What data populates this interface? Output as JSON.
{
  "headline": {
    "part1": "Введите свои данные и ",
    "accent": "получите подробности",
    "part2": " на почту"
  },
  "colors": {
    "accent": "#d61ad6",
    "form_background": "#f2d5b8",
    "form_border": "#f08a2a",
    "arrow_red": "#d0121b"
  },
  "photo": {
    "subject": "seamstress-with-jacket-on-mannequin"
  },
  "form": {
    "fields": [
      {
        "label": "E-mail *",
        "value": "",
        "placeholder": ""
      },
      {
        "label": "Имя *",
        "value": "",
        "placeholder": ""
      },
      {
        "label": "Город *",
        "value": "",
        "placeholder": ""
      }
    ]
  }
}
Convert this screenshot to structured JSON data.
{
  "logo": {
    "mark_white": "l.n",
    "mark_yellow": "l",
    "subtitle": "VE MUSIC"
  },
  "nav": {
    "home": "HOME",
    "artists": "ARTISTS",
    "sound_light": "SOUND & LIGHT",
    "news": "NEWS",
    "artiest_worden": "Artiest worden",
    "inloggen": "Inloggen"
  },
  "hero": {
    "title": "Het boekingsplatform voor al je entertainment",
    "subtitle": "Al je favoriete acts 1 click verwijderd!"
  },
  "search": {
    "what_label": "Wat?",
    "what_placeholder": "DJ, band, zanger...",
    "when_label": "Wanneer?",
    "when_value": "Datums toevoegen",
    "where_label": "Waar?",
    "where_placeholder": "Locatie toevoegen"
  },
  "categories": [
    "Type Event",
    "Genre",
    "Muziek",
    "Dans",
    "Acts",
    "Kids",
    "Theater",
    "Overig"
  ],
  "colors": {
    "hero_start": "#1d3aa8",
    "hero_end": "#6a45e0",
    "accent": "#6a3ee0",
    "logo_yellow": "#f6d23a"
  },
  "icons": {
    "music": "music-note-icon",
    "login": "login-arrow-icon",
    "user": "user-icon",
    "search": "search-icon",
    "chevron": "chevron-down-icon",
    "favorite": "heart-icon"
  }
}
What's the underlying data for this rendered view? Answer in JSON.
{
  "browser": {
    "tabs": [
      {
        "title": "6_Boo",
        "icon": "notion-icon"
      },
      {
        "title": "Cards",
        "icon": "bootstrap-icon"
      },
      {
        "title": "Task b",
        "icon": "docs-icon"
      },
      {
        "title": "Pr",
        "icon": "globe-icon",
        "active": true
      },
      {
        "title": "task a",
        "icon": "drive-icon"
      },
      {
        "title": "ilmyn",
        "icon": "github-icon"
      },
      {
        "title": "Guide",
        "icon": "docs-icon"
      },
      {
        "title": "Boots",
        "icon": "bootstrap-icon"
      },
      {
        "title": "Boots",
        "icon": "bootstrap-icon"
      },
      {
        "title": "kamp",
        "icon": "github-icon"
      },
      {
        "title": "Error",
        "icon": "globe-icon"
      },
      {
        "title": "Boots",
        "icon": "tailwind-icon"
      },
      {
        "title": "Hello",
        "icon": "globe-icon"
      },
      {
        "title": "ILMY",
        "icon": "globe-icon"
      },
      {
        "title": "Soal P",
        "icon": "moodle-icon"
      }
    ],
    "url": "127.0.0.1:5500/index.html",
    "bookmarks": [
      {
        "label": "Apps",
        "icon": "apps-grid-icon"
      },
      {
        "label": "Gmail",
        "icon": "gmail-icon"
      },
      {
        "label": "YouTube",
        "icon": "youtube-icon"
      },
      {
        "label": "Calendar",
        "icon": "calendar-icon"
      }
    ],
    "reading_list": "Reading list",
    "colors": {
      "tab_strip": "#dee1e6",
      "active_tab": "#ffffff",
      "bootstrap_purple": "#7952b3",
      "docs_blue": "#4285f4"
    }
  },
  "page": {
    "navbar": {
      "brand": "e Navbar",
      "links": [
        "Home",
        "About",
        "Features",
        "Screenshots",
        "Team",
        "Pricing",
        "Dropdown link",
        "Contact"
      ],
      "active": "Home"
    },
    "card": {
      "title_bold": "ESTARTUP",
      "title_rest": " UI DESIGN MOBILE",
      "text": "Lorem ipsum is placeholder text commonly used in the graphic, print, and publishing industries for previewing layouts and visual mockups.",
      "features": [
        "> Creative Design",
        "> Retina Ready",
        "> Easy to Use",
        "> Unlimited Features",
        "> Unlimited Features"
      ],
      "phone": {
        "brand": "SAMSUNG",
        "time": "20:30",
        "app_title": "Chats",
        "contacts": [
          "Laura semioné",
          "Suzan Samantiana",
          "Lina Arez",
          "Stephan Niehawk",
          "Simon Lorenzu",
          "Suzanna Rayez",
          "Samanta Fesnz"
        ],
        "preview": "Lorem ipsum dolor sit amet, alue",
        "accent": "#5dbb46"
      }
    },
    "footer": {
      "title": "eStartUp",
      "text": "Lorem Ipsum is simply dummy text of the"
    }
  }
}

**SHORT PROBLEM:**
Copy the material above, line for line.

**RESULT BELOW:**
What data populates this interface? Output as JSON.
{
  "headline": {
    "part1": "Введите свои данные и ",
    "accent": "получите подробности",
    "part2": " на почту"
  },
  "colors": {
    "accent": "#d61ad6",
    "form_background": "#f2d5b8",
    "form_border": "#f08a2a",
    "arrow_red": "#d0121b"
  },
  "photo": {
    "subject": "seamstress-with-jacket-on-mannequin"
  },
  "form": {
    "fields": [
      {
        "label": "E-mail *",
        "value": "",
        "placeholder": ""
      },
      {
        "label": "Имя *",
        "value": "",
        "placeholder": ""
      },
      {
        "label": "Город *",
        "value": "",
        "placeholder": ""
      }
    ]
  }
}
Convert this screenshot to structured JSON data.
{
  "logo": {
    "mark_white": "l.n",
    "mark_yellow": "l",
    "subtitle": "VE MUSIC"
  },
  "nav": {
    "home": "HOME",
    "artists": "ARTISTS",
    "sound_light": "SOUND & LIGHT",
    "news": "NEWS",
    "artiest_worden": "Artiest worden",
    "inloggen": "Inloggen"
  },
  "hero": {
    "title": "Het boekingsplatform voor al je entertainment",
    "subtitle": "Al je favoriete acts 1 click verwijderd!"
  },
  "search": {
    "what_label": "Wat?",
    "what_placeholder": "DJ, band, zanger...",
    "when_label": "Wanneer?",
    "when_value": "Datums toevoegen",
    "where_label": "Waar?",
    "where_placeholder": "Locatie toevoegen"
  },
  "categories": [
    "Type Event",
    "Genre",
    "Muziek",
    "Dans",
    "Acts",
    "Kids",
    "Theater",
    "Overig"
  ],
  "colors": {
    "hero_start": "#1d3aa8",
    "hero_end": "#6a45e0",
    "accent": "#6a3ee0",
    "logo_yellow": "#f6d23a"
  },
  "icons": {
    "music": "music-note-icon",
    "login": "login-arrow-icon",
    "user": "user-icon",
    "search": "search-icon",
    "chevron": "chevron-down-icon",
    "favorite": "heart-icon"
  }
}
What's the underlying data for this rendered view? Answer in JSON.
{
  "browser": {
    "tabs": [
      {
        "title": "6_Boo",
        "icon": "notion-icon"
      },
      {
        "title": "Cards",
        "icon": "bootstrap-icon"
      },
      {
        "title": "Task b",
        "icon": "docs-icon"
      },
      {
        "title": "Pr",
        "icon": "globe-icon",
        "active": true
      },
      {
        "title": "task a",
        "icon": "drive-icon"
      },
      {
        "title": "ilmyn",
        "icon": "github-icon"
      },
      {
        "title": "Guide",
        "icon": "docs-icon"
      },
      {
        "title": "Boots",
        "icon": "bootstrap-icon"
      },
      {
        "title": "Boots",
        "icon": "bootstrap-icon"
      },
      {
        "title": "kamp",
        "icon": "github-icon"
      },
      {
        "title": "Error",
        "icon": "globe-icon"
      },
      {
        "title": "Boots",
        "icon": "tailwind-icon"
      },
      {
        "title": "Hello",
        "icon": "globe-icon"
      },
      {
        "title": "ILMY",
        "icon": "globe-icon"
      },
      {
        "title": "Soal P",
        "icon": "moodle-icon"
      }
    ],
    "url": "127.0.0.1:5500/index.html",
    "bookmarks": [
      {
        "label": "Apps",
        "icon": "apps-grid-icon"
      },
      {
        "label": "Gmail",
        "icon": "gmail-icon"
      },
      {
        "label": "YouTube",
        "icon": "youtube-icon"
      },
      {
        "label": "Calendar",
        "icon": "calendar-icon"
      }
    ],
    "reading_list": "Reading list",
    "colors": {
      "tab_strip": "#dee1e6",
      "active_tab": "#ffffff",
      "bootstrap_purple": "#7952b3",
      "docs_blue": "#4285f4"
    }
  },
  "page": {
    "navbar": {
      "brand": "e Navbar",
      "links": [
        "Home",
        "About",
        "Features",
        "Screenshots",
        "Team",
        "Pricing",
        "Dropdown link",
        "Contact"
      ],
      "active": "Home"
    },
    "card": {
      "title_bold": "ESTARTUP",
      "title_rest": " UI DESIGN MOBILE",
      "text": "Lorem ipsum is placeholder text commonly used in the graphic, print, and publishing industries for previewing layouts and visual mockups.",
      "features": [
        "> Creative Design",
        "> Retina Ready",
        "> Easy to Use",
        "> Unlimited Features",
        "> Unlimited Features"
      ],
      "phone": {
        "brand": "SAMSUNG",
        "time": "20:30",
        "app_title": "Chats",
        "contacts": [
          "Laura semioné",
          "Suzan Samantiana",
          "Lina Arez",
          "Stephan Niehawk",
          "Simon Lorenzu",
          "Suzanna Rayez",
          "Samanta Fesnz"
        ],
        "preview": "Lorem ipsum dolor sit amet, alue",
        "accent": "#5dbb46"
      }
    },
    "footer": {
      "title": "eStartUp",
      "text": "Lorem Ipsum is simply dummy text of the"
    }
  }
}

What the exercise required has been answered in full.